Winkler Prins

Anthony Winkler Prins (1870)

Gepubliceerd op 14-11-2017

Accent

betekenis & definitie

Zoo noemt men eene gepaste verheffing van toon - den klemtoon - bij het uitspreken van lettergrepen en woorden of bij het voortbrengen van muzikale geluiden. Het grammaticaal accent is gelegen in eene verheffing der stem, die door daling wordt afgewisseld. Bij deze daling doorloopt de stem verschillende trappen tot aan het verdwijnen van den klank toe.

Wanneer men eene lettergreep bij het uitspreken sterker dan de overige deed hooren, gaven de Romeinen daaraan den naam van acuere (verscherpen), zoodat zij zulk eene lettergreep eene syllaba acuta noemden, wier toon door een accentus acutus (') werd aangeduid. De toonlooze lettergreep heette syllaba gravis en eischte eene gedempte stem; zij droeg een accentus gravis (`). Door een accentus circumflexus ( ^ of ~) werd eene lettergreep aangewezen, die lang van aard was maar met verheffing en daling van stem werd uitgesproken, - iets dat wij met onze spraakwerktuigen moeijelijk kunnen nabootsen. Die accenten waren bij het onderwijs in gebruik, maar werden niet geschreven.

Dezelfde accenten zijn in de 3de eeuw onzer jaartelling door den Alexandrijnschen taalgeleerde Aristophanes ingevoerd in het Grieksch, en de geschriften in deze taal - ook de hedendaagsche Nieuw-Grieksche - worden met accenten geschreven en gedrukt. De Grieksche woorden dragen verschillende namen naar gelang van die accenten en van hunne plaatsing. In den regel vindt men het accent op eene der drie laatste lettergrepen van een woord. Dit is barytonon, wanneer de laatste lettergreep geen accent heeft oxytonon wanneer zij van een accentus acutus (b. v. Deós), en perisspomenon, wanneer zij van een accentus circumflexus voorzien is. Een barytonon met een accentus acutus op de voorlaatste lettergreep noemt men paroxytonon, en met zulk een accent op de derde lettergreep van achteren proparexytonon, en met een accentus circumflexus op de voorlaatste properispomenon. Eénlettergrepige barytona dragen geen accent. In een volzin heet een woord, dat het vereischte accent heeft, enorthotonon, hetwelk zich onderscheidt van het encliticon, dat zijn accent op het onmiddellijk voorafgaande woord legt.

----

**Opdrachten:**
**1)** Vertaal deze zin uit het artikel over het accent in het Engels: "Die accenten waren bij het onderwijs in gebruik, maar werden niet geschreven."
**2)** Herhaal letterlijk het deel van het artikel over het accent tussen "Wanneer men eene" en "werden niet geschreven.", beide inbegrepen.

**Aangeleverde records:**
----

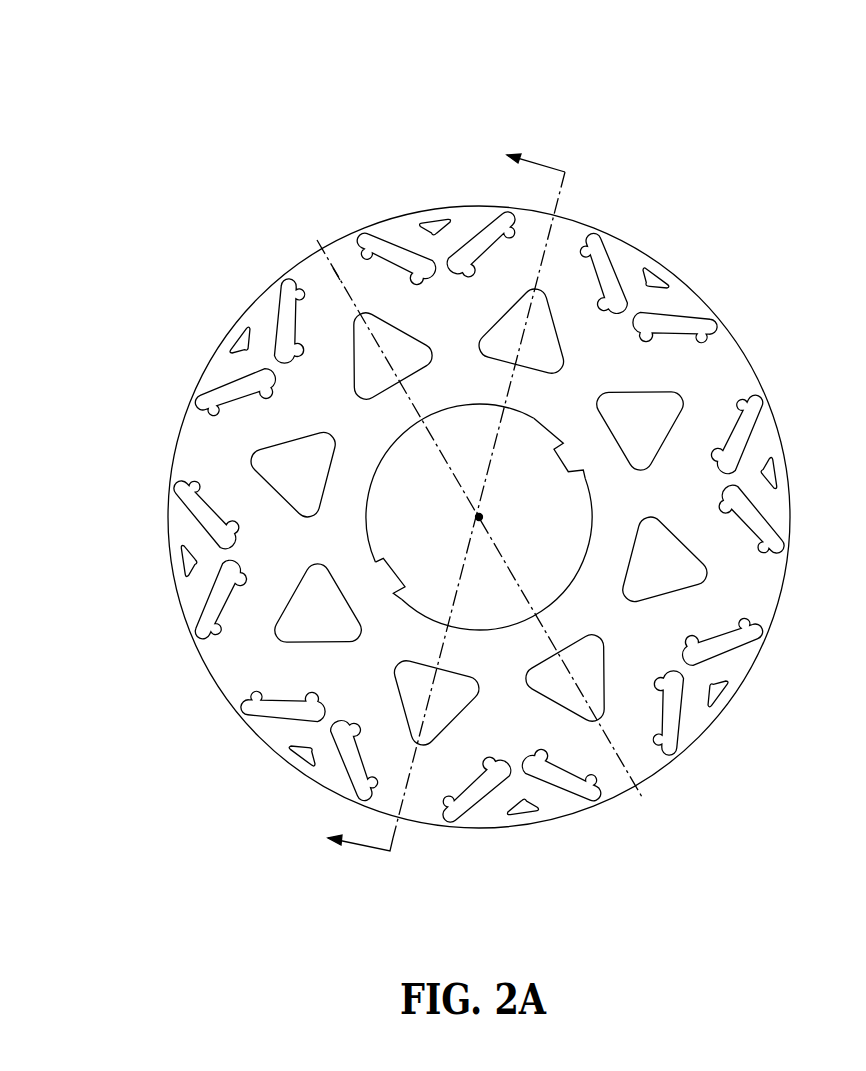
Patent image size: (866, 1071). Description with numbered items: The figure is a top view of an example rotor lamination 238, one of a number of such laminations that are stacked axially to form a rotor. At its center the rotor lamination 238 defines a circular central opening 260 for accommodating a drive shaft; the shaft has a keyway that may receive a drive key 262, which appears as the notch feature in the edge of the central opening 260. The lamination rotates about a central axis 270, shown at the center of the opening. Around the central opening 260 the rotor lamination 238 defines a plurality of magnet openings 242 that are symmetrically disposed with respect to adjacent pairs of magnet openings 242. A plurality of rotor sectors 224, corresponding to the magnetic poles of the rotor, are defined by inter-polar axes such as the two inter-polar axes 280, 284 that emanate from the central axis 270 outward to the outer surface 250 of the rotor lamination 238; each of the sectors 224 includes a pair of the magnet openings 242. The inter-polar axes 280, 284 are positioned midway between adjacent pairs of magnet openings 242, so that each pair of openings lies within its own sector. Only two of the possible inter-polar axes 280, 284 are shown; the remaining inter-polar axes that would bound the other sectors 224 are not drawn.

The rotor sectors 224 is at (468, 310).
The rotor lamination 238 is at (349, 266).
The magnet openings 242 is at (467, 243).
The outer surface 250 is at (562, 820).
The circular central opening 260 is at (532, 422).
The drive key 262 is at (560, 470).
The central axis 270 is at (483, 517).
The inter-polar axis 280 is at (392, 840).
The inter-polar axis 284 is at (645, 800).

----

**Antwoorden:**
**1)** Those accents were used in teaching, but were not written.

**2)**
Wanneer men eene lettergreep bij het uitspreken sterker dan de overige deed hooren, gaven de Romeinen daaraan den naam van acuere (verscherpen), zoodat zij zulk eene lettergreep eene syllaba acuta noemden, wier toon door een accentus acutus (') werd aangeduid. De toonlooze lettergreep heette syllaba gravis en eischte eene gedempte stem; zij droeg een accentus gravis (`). Door een accentus circumflexus ( ^ of ~) werd eene lettergreep aangewezen, die lang van aard was maar met verheffing en daling van stem werd uitgesproken, - iets dat wij met onze spraakwerktuigen moeijelijk kunnen nabootsen. Die accenten waren bij het onderwijs in gebruik, maar werden niet geschreven.